**Aim**
Repeat every line below exactly, word for word.

**Recorded information**

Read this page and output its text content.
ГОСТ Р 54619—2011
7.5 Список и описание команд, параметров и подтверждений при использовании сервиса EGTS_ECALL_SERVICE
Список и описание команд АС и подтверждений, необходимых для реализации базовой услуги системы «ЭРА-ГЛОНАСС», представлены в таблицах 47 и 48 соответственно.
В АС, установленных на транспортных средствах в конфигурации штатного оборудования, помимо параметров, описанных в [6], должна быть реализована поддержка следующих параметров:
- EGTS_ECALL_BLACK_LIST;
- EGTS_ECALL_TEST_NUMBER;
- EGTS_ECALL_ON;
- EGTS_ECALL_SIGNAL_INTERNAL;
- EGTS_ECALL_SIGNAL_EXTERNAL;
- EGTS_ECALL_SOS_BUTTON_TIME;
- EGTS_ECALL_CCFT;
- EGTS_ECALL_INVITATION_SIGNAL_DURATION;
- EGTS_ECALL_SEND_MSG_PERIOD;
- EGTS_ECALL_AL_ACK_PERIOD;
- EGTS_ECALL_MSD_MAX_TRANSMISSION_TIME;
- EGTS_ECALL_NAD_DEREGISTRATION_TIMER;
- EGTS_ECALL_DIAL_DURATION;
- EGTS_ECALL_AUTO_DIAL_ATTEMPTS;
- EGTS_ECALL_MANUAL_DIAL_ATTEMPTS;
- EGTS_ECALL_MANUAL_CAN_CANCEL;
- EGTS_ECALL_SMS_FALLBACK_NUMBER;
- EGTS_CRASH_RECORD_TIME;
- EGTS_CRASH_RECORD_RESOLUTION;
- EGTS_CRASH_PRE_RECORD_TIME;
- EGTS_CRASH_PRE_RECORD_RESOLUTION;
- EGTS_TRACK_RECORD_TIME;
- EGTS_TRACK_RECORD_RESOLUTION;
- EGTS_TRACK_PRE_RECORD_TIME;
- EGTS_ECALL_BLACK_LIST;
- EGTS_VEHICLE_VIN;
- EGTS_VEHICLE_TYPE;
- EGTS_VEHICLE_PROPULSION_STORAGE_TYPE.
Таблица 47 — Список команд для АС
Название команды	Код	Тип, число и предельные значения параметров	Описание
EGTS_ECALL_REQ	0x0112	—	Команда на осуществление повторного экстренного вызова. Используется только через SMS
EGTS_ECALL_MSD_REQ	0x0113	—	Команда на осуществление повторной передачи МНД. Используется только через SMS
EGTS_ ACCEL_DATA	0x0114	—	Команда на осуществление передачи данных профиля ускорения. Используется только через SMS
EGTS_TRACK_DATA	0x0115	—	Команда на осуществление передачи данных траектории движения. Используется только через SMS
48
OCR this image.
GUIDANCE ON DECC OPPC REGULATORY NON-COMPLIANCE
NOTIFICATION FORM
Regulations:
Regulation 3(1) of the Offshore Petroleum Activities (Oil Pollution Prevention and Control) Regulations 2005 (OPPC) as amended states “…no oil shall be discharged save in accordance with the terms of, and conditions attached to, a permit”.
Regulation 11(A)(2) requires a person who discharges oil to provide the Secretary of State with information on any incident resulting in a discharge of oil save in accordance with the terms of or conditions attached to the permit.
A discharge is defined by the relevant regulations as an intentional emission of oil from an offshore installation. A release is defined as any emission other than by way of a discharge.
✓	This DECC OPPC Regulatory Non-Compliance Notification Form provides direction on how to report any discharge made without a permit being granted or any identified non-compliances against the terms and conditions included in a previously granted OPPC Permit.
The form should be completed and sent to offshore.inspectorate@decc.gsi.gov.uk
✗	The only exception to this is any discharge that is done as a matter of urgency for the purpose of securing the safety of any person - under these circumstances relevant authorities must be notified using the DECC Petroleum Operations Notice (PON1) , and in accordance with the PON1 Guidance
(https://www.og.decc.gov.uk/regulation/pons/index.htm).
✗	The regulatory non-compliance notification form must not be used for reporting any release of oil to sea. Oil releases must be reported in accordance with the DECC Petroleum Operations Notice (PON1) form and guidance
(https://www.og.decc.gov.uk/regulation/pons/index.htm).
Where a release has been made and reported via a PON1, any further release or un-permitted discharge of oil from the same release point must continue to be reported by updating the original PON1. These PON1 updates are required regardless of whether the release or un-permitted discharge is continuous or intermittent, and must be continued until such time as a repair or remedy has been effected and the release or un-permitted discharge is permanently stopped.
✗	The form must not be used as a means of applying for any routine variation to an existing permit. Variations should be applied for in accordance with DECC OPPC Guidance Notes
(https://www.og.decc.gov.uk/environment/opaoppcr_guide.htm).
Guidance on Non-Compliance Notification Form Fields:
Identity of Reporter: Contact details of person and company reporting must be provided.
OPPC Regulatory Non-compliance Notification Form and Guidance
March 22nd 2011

**Task output**
Read this page and output its text content.
ГОСТ Р 54619—2011
7.5 Список и описание команд, параметров и подтверждений при использовании сервиса EGTS_ECALL_SERVICE
Список и описание команд АС и подтверждений, необходимых для реализации базовой услуги системы «ЭРА-ГЛОНАСС», представлены в таблицах 47 и 48 соответственно.
В АС, установленных на транспортных средствах в конфигурации штатного оборудования, помимо параметров, описанных в [6], должна быть реализована поддержка следующих параметров:
- EGTS_ECALL_BLACK_LIST;
- EGTS_ECALL_TEST_NUMBER;
- EGTS_ECALL_ON;
- EGTS_ECALL_SIGNAL_INTERNAL;
- EGTS_ECALL_SIGNAL_EXTERNAL;
- EGTS_ECALL_SOS_BUTTON_TIME;
- EGTS_ECALL_CCFT;
- EGTS_ECALL_INVITATION_SIGNAL_DURATION;
- EGTS_ECALL_SEND_MSG_PERIOD;
- EGTS_ECALL_AL_ACK_PERIOD;
- EGTS_ECALL_MSD_MAX_TRANSMISSION_TIME;
- EGTS_ECALL_NAD_DEREGISTRATION_TIMER;
- EGTS_ECALL_DIAL_DURATION;
- EGTS_ECALL_AUTO_DIAL_ATTEMPTS;
- EGTS_ECALL_MANUAL_DIAL_ATTEMPTS;
- EGTS_ECALL_MANUAL_CAN_CANCEL;
- EGTS_ECALL_SMS_FALLBACK_NUMBER;
- EGTS_CRASH_RECORD_TIME;
- EGTS_CRASH_RECORD_RESOLUTION;
- EGTS_CRASH_PRE_RECORD_TIME;
- EGTS_CRASH_PRE_RECORD_RESOLUTION;
- EGTS_TRACK_RECORD_TIME;
- EGTS_TRACK_RECORD_RESOLUTION;
- EGTS_TRACK_PRE_RECORD_TIME;
- EGTS_ECALL_BLACK_LIST;
- EGTS_VEHICLE_VIN;
- EGTS_VEHICLE_TYPE;
- EGTS_VEHICLE_PROPULSION_STORAGE_TYPE.
Таблица 47 — Список команд для АС
Название команды	Код	Тип, число и предельные значения параметров	Описание
EGTS_ECALL_REQ	0x0112	—	Команда на осуществление повторного экстренного вызова. Используется только через SMS
EGTS_ECALL_MSD_REQ	0x0113	—	Команда на осуществление повторной передачи МНД. Используется только через SMS
EGTS_ ACCEL_DATA	0x0114	—	Команда на осуществление передачи данных профиля ускорения. Используется только через SMS
EGTS_TRACK_DATA	0x0115	—	Команда на осуществление передачи данных траектории движения. Используется только через SMS
48
OCR this image.
GUIDANCE ON DECC OPPC REGULATORY NON-COMPLIANCE
NOTIFICATION FORM
Regulations:
Regulation 3(1) of the Offshore Petroleum Activities (Oil Pollution Prevention and Control) Regulations 2005 (OPPC) as amended states “…no oil shall be discharged save in accordance with the terms of, and conditions attached to, a permit”.
Regulation 11(A)(2) requires a person who discharges oil to provide the Secretary of State with information on any incident resulting in a discharge of oil save in accordance with the terms of or conditions attached to the permit.
A discharge is defined by the relevant regulations as an intentional emission of oil from an offshore installation. A release is defined as any emission other than by way of a discharge.
✓	This DECC OPPC Regulatory Non-Compliance Notification Form provides direction on how to report any discharge made without a permit being granted or any identified non-compliances against the terms and conditions included in a previously granted OPPC Permit.
The form should be completed and sent to offshore.inspectorate@decc.gsi.gov.uk
✗	The only exception to this is any discharge that is done as a matter of urgency for the purpose of securing the safety of any person - under these circumstances relevant authorities must be notified using the DECC Petroleum Operations Notice (PON1) , and in accordance with the PON1 Guidance
(https://www.og.decc.gov.uk/regulation/pons/index.htm).
✗	The regulatory non-compliance notification form must not be used for reporting any release of oil to sea. Oil releases must be reported in accordance with the DECC Petroleum Operations Notice (PON1) form and guidance
(https://www.og.decc.gov.uk/regulation/pons/index.htm).
Where a release has been made and reported via a PON1, any further release or un-permitted discharge of oil from the same release point must continue to be reported by updating the original PON1. These PON1 updates are required regardless of whether the release or un-permitted discharge is continuous or intermittent, and must be continued until such time as a repair or remedy has been effected and the release or un-permitted discharge is permanently stopped.
✗	The form must not be used as a means of applying for any routine variation to an existing permit. Variations should be applied for in accordance with DECC OPPC Guidance Notes
(https://www.og.decc.gov.uk/environment/opaoppcr_guide.htm).
Guidance on Non-Compliance Notification Form Fields:
Identity of Reporter: Contact details of person and company reporting must be provided.
OPPC Regulatory Non-compliance Notification Form and Guidance
March 22nd 2011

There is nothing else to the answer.